- [Written task]: Quote every line of the data below as it stands, omitting pictures.

- [Data to use]:
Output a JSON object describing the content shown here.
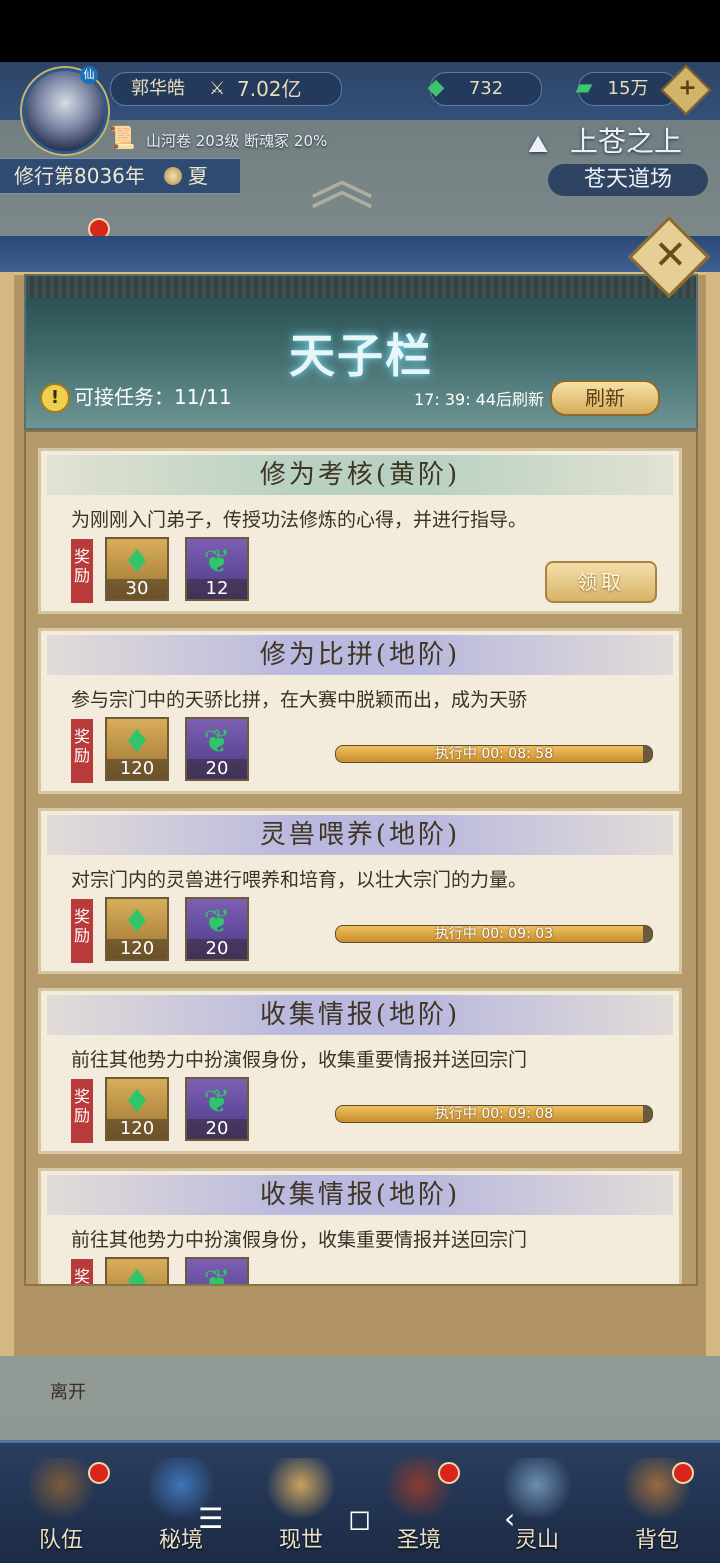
{
  "hud": {
    "player_name": "郭华皓",
    "power": "7.02亿",
    "currency_1": "732",
    "currency_2": "15万",
    "location": "山河卷 203级 断魂冢 20%",
    "year": "修行第8036年",
    "season": "夏",
    "realm_title": "上苍之上",
    "realm_sub": "苍天道场",
    "avatar_badge": "仙"
  },
  "panel": {
    "title": "天子栏",
    "task_count_label": "可接任务：11/11",
    "refresh_time": "17: 39: 44后刷新",
    "refresh_button": "刷新",
    "reward_label": "奖励",
    "tasks": [
      {
        "title": "修为考核(黄阶)",
        "desc": "为刚刚入门弟子，传授功法修炼的心得，并进行指导。",
        "reward_1": "30",
        "reward_2": "12",
        "status": "claim",
        "claim_label": "领取"
      },
      {
        "title": "修为比拼(地阶)",
        "desc": "参与宗门中的天骄比拼，在大赛中脱颖而出，成为天骄",
        "reward_1": "120",
        "reward_2": "20",
        "status": "running",
        "progress_text": "执行中 00: 08: 58",
        "progress": 0.97
      },
      {
        "title": "灵兽喂养(地阶)",
        "desc": "对宗门内的灵兽进行喂养和培育，以壮大宗门的力量。",
        "reward_1": "120",
        "reward_2": "20",
        "status": "running",
        "progress_text": "执行中 00: 09: 03",
        "progress": 0.97
      },
      {
        "title": "收集情报(地阶)",
        "desc": "前往其他势力中扮演假身份，收集重要情报并送回宗门",
        "reward_1": "120",
        "reward_2": "20",
        "status": "running",
        "progress_text": "执行中 00: 09: 08",
        "progress": 0.97
      },
      {
        "title": "收集情报(地阶)",
        "desc": "前往其他势力中扮演假身份，收集重要情报并送回宗门",
        "reward_1": "",
        "reward_2": "",
        "status": "partial"
      }
    ]
  },
  "leave_label": "离开",
  "nav": [
    {
      "label": "队伍",
      "color": "#7a5b3a"
    },
    {
      "label": "秘境",
      "color": "#3f74b8"
    },
    {
      "label": "现世",
      "color": "#c9a25e"
    },
    {
      "label": "圣境",
      "color": "#8a3c2e"
    },
    {
      "label": "灵山",
      "color": "#6d8fb0"
    },
    {
      "label": "背包",
      "color": "#9a6b3c"
    }
  ],
  "system_nav": {
    "menu": "☰",
    "home": "◻",
    "back": "‹"
  }
}
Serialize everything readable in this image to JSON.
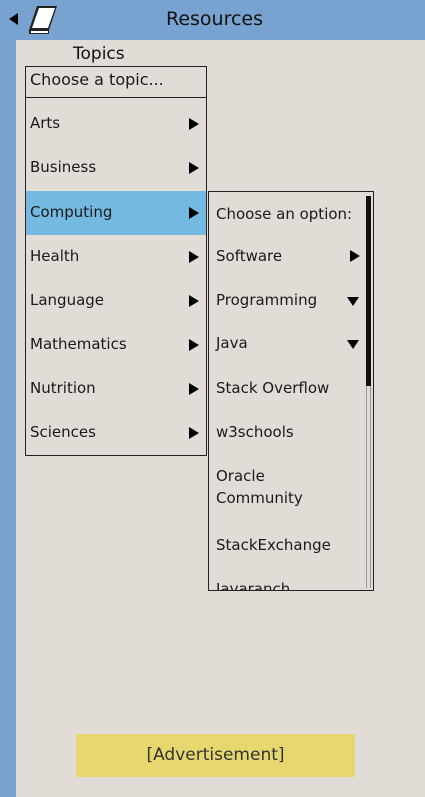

- [Expected answer]:
Output a JSON object describing the content shown here.
{
  "hud": {
    "player_name": "郭华皓",
    "power": "7.02亿",
    "currency_1": "732",
    "currency_2": "15万",
    "location": "山河卷 203级 断魂冢 20%",
    "year": "修行第8036年",
    "season": "夏",
    "realm_title": "上苍之上",
    "realm_sub": "苍天道场",
    "avatar_badge": "仙"
  },
  "panel": {
    "title": "天子栏",
    "task_count_label": "可接任务：11/11",
    "refresh_time": "17: 39: 44后刷新",
    "refresh_button": "刷新",
    "reward_label": "奖励",
    "tasks": [
      {
        "title": "修为考核(黄阶)",
        "desc": "为刚刚入门弟子，传授功法修炼的心得，并进行指导。",
        "reward_1": "30",
        "reward_2": "12",
        "status": "claim",
        "claim_label": "领取"
      },
      {
        "title": "修为比拼(地阶)",
        "desc": "参与宗门中的天骄比拼，在大赛中脱颖而出，成为天骄",
        "reward_1": "120",
        "reward_2": "20",
        "status": "running",
        "progress_text": "执行中 00: 08: 58",
        "progress": 0.97
      },
      {
        "title": "灵兽喂养(地阶)",
        "desc": "对宗门内的灵兽进行喂养和培育，以壮大宗门的力量。",
        "reward_1": "120",
        "reward_2": "20",
        "status": "running",
        "progress_text": "执行中 00: 09: 03",
        "progress": 0.97
      },
      {
        "title": "收集情报(地阶)",
        "desc": "前往其他势力中扮演假身份，收集重要情报并送回宗门",
        "reward_1": "120",
        "reward_2": "20",
        "status": "running",
        "progress_text": "执行中 00: 09: 08",
        "progress": 0.97
      },
      {
        "title": "收集情报(地阶)",
        "desc": "前往其他势力中扮演假身份，收集重要情报并送回宗门",
        "reward_1": "",
        "reward_2": "",
        "status": "partial"
      }
    ]
  },
  "leave_label": "离开",
  "nav": [
    {
      "label": "队伍",
      "color": "#7a5b3a"
    },
    {
      "label": "秘境",
      "color": "#3f74b8"
    },
    {
      "label": "现世",
      "color": "#c9a25e"
    },
    {
      "label": "圣境",
      "color": "#8a3c2e"
    },
    {
      "label": "灵山",
      "color": "#6d8fb0"
    },
    {
      "label": "背包",
      "color": "#9a6b3c"
    }
  ],
  "system_nav": {
    "menu": "☰",
    "home": "◻",
    "back": "‹"
  }
}
Serialize everything readable in this image to JSON.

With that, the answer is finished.